Read the lines below. Copy out any that hold the string "header".

Listing:
** start **

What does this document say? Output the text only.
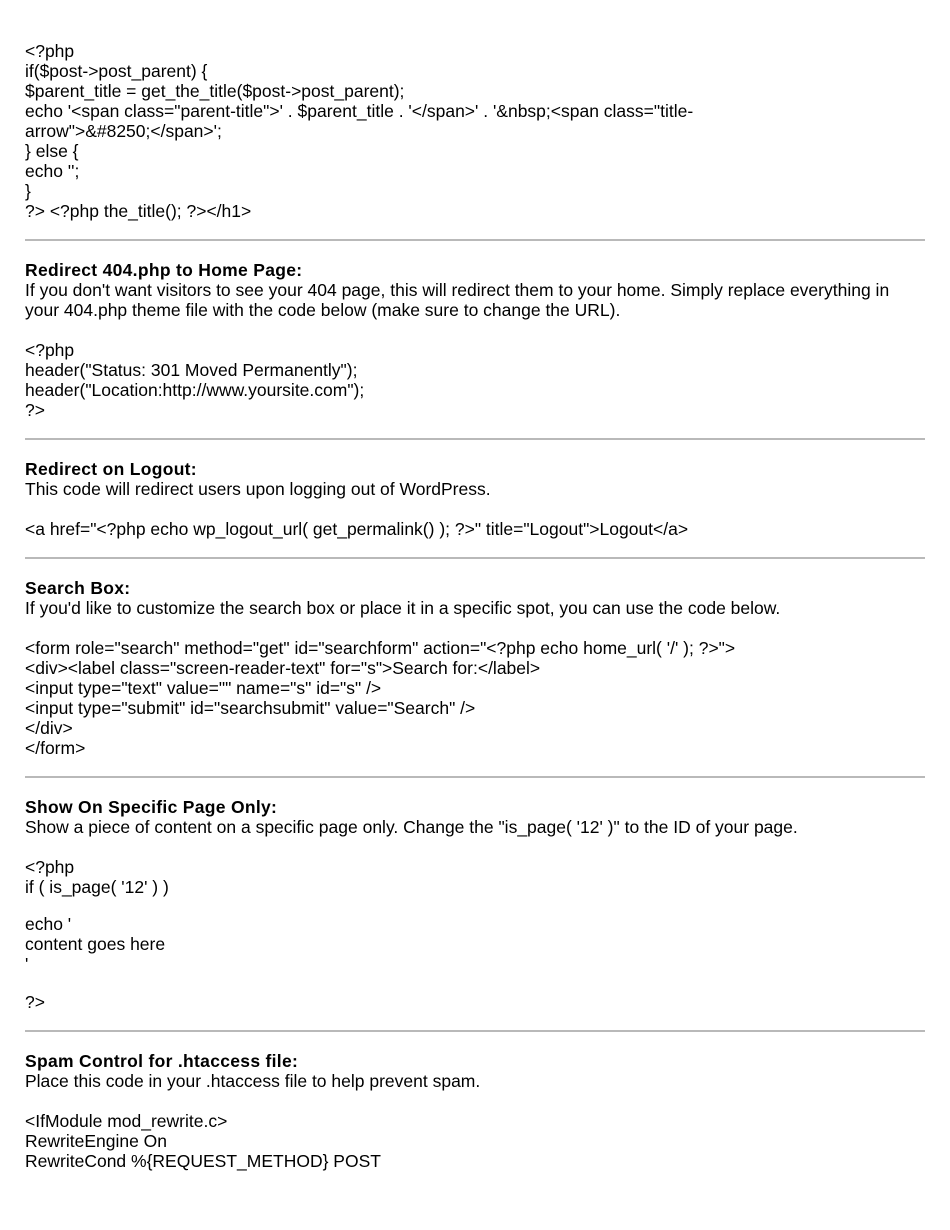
<?php
if($post->post_parent) {
$parent_title = get_the_title($post->post_parent);
echo '<span class="parent-title">' . $parent_title . '</span>' . '&nbsp;<span class="title-
arrow">&#8250;</span>';
} else {
echo '';
}
?> <?php the_title(); ?></h1>
Redirect 404.php to Home Page:
If you don't want visitors to see your 404 page, this will redirect them to your home. Simply replace everything in your 404.php theme file with the code below (make sure to change the URL).
<?php
header("Status: 301 Moved Permanently");
header("Location:http://www.yoursite.com");
?>
Redirect on Logout:
This code will redirect users upon logging out of WordPress.
<a href="<?php echo wp_logout_url( get_permalink() ); ?>" title="Logout">Logout</a>
Search Box:
If you'd like to customize the search box or place it in a specific spot, you can use the code below.
<form role="search" method="get" id="searchform" action="<?php echo home_url( '/' ); ?>">
<div><label class="screen-reader-text" for="s">Search for:</label>
<input type="text" value="" name="s" id="s" />
<input type="submit" id="searchsubmit" value="Search" />
</div>
</form>
Show On Specific Page Only:
Show a piece of content on a specific page only. Change the "is_page( '12' )" to the ID of your page.
<?php
if ( is_page( '12' ) )
echo '
content goes here
'
?>
Spam Control for .htaccess file:
Place this code in your .htaccess file to help prevent spam.
<IfModule mod_rewrite.c>
RewriteEngine On
RewriteCond %{REQUEST_METHOD} POST
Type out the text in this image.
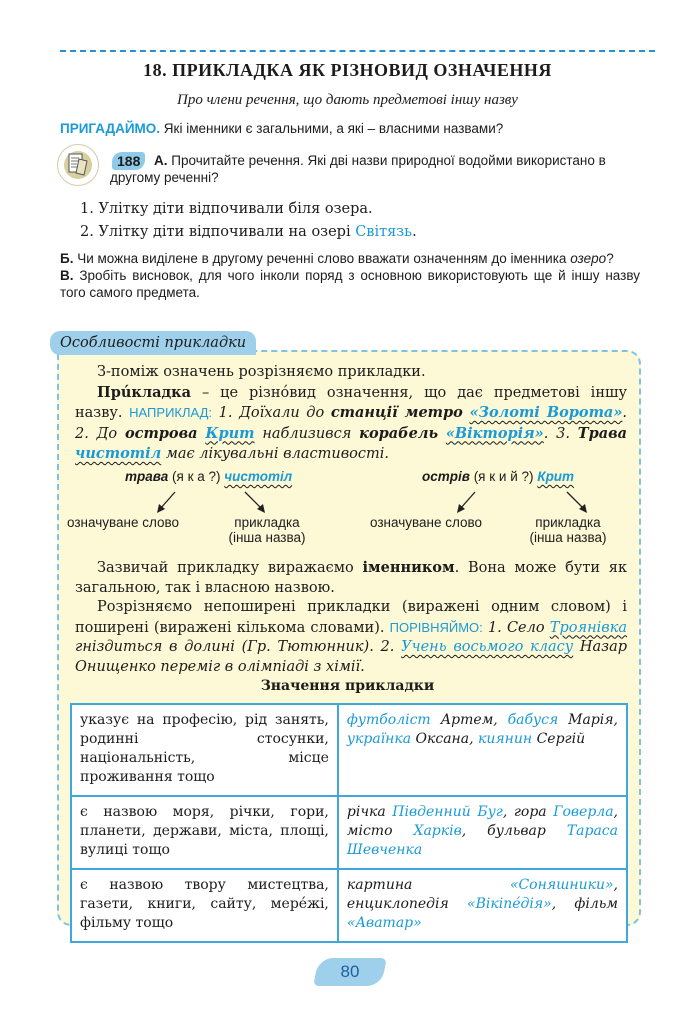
18. ПРИКЛАДКА ЯК РІЗНОВИД ОЗНАЧЕННЯ
Про члени речення, що дають предметові іншу назву
ПРИГАДАЙМО. Які іменники є загальними, а які – власними назвами?
А. Прочитайте речення. Які дві назви природної водойми використано в другому реченні?
188
1. Улітку діти відпочивали біля озера.
2. Улітку діти відпочивали на озері Світязь.
Б. Чи можна виділене в другому реченні слово вважати означенням до іменника озеро?
В. Зробіть висновок, для чого інколи поряд з основною використовують ще й іншу назву того самого предмета.
Особливості прикладки

З-поміж означень розрізняємо прикладки.

Прúкладка – це різнóвид означення, що дає предметові іншу назву. НАПРИКЛАД: 1. Доїхали до станції метро «Золоті Ворота». 2. До острова Крит наблизився корабель «Вікторія». 3. Трава чистотіл має лікувальні властивості.

трава (я к а ?) чистотіл
означуване слово	прикладка
(інша назва)
острів (я к и й ?) Крит
означуване слово	прикладка
(інша назва)

Зазвичай прикладку виражаємо іменником. Вона може бути як загальною, так і власною назвою.

Розрізняємо непоширені прикладки (виражені одним словом) і поширені (виражені кількома словами). ПОРІВНЯЙМО: 1. Село Троянівка гніздиться в долині (Гр. Тютюнник). 2. Учень восьмого класу Назар Онищенко переміг в олімпіаді з хімії.

Значення прикладки
указує на професію, рід занять, родинні стосунки, національність, місце проживання тощо	футболіст Артем, бабуся Марія, українка Оксана, киянин Сергій
є назвою моря, річки, гори, планети, держави, міста, площі, вулиці тощо	річка Південний Буг, гора Говерла, місто Харків, бульвар Тараса Шевченка
є назвою твору мистецтва, газети, книги, сайту, мерéжі, фільму тощо	картина «Соняшники», енциклопедія «Вікіпéдія», фільм «Аватар»
80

** end **

Answer below:
header("Status: 301 Moved Permanently");
header("Location:http://www.yoursite.com");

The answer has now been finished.